[Listing]:
○ ○ ○ ○
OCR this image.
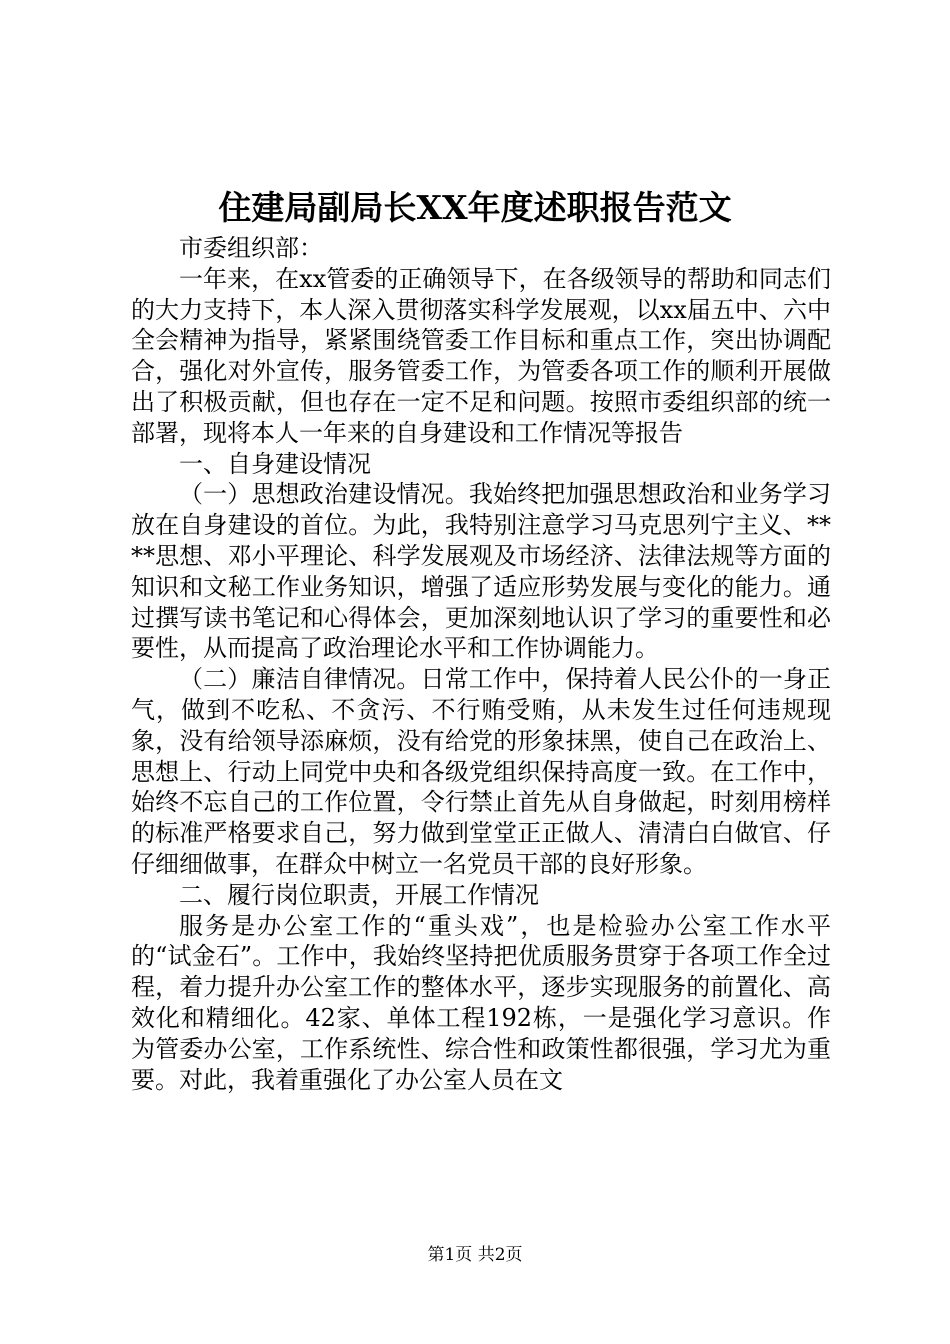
住建局副局长XX年度述职报告范文

市委组织部：

一年来，在xx管委的正确领导下，在各级领导的帮助和同志们的大力支持下，本人深入贯彻落实科学发展观，以xx届五中、六中全会精神为指导，紧紧围绕管委工作目标和重点工作，突出协调配合，强化对外宣传，服务管委工作，为管委各项工作的顺利开展做出了积极贡献，但也存在一定不足和问题。按照市委组织部的统一部署，现将本人一年来的自身建设和工作情况等报告

一、自身建设情况

（一）思想政治建设情况。我始终把加强思想政治和业务学习放在自身建设的首位。为此，我特别注意学习马克思列宁主义、****思想、邓小平理论、科学发展观及市场经济、法律法规等方面的知识和文秘工作业务知识，增强了适应形势发展与变化的能力。通过撰写读书笔记和心得体会，更加深刻地认识了学习的重要性和必要性，从而提高了政治理论水平和工作协调能力。

（二）廉洁自律情况。日常工作中，保持着人民公仆的一身正气，做到不吃私、不贪污、不行贿受贿，从未发生过任何违规现象，没有给领导添麻烦，没有给党的形象抹黑，使自己在政治上、思想上、行动上同党中央和各级党组织保持高度一致。在工作中，始终不忘自己的工作位置，令行禁止首先从自身做起，时刻用榜样的标准严格要求自己，努力做到堂堂正正做人、清清白白做官、仔仔细细做事，在群众中树立一名党员干部的良好形象。

二、履行岗位职责，开展工作情况

服务是办公室工作的“重头戏”，也是检验办公室工作水平的“试金石”。工作中，我始终坚持把优质服务贯穿于各项工作全过程，着力提升办公室工作的整体水平，逐步实现服务的前置化、高效化和精细化。42家、单体工程192栋，一是强化学习意识。作为管委办公室，工作系统性、综合性和政策性都很强，学习尤为重要。对此，我着重强化了办公室人员在文

第1页 共2页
○ ○ ○ ○
[Given task]: Print the listing above in full, exactly as written. Omit any pictures.

[Written response]:
OCR this image.
住建局副局长XX年度述职报告范文

市委组织部：

一年来，在xx管委的正确领导下，在各级领导的帮助和同志们的大力支持下，本人深入贯彻落实科学发展观，以xx届五中、六中全会精神为指导，紧紧围绕管委工作目标和重点工作，突出协调配合，强化对外宣传，服务管委工作，为管委各项工作的顺利开展做出了积极贡献，但也存在一定不足和问题。按照市委组织部的统一部署，现将本人一年来的自身建设和工作情况等报告

一、自身建设情况

（一）思想政治建设情况。我始终把加强思想政治和业务学习放在自身建设的首位。为此，我特别注意学习马克思列宁主义、****思想、邓小平理论、科学发展观及市场经济、法律法规等方面的知识和文秘工作业务知识，增强了适应形势发展与变化的能力。通过撰写读书笔记和心得体会，更加深刻地认识了学习的重要性和必要性，从而提高了政治理论水平和工作协调能力。

（二）廉洁自律情况。日常工作中，保持着人民公仆的一身正气，做到不吃私、不贪污、不行贿受贿，从未发生过任何违规现象，没有给领导添麻烦，没有给党的形象抹黑，使自己在政治上、思想上、行动上同党中央和各级党组织保持高度一致。在工作中，始终不忘自己的工作位置，令行禁止首先从自身做起，时刻用榜样的标准严格要求自己，努力做到堂堂正正做人、清清白白做官、仔仔细细做事，在群众中树立一名党员干部的良好形象。

二、履行岗位职责，开展工作情况

服务是办公室工作的“重头戏”，也是检验办公室工作水平的“试金石”。工作中，我始终坚持把优质服务贯穿于各项工作全过程，着力提升办公室工作的整体水平，逐步实现服务的前置化、高效化和精细化。42家、单体工程192栋，一是强化学习意识。作为管委办公室，工作系统性、综合性和政策性都很强，学习尤为重要。对此，我着重强化了办公室人员在文

第1页 共2页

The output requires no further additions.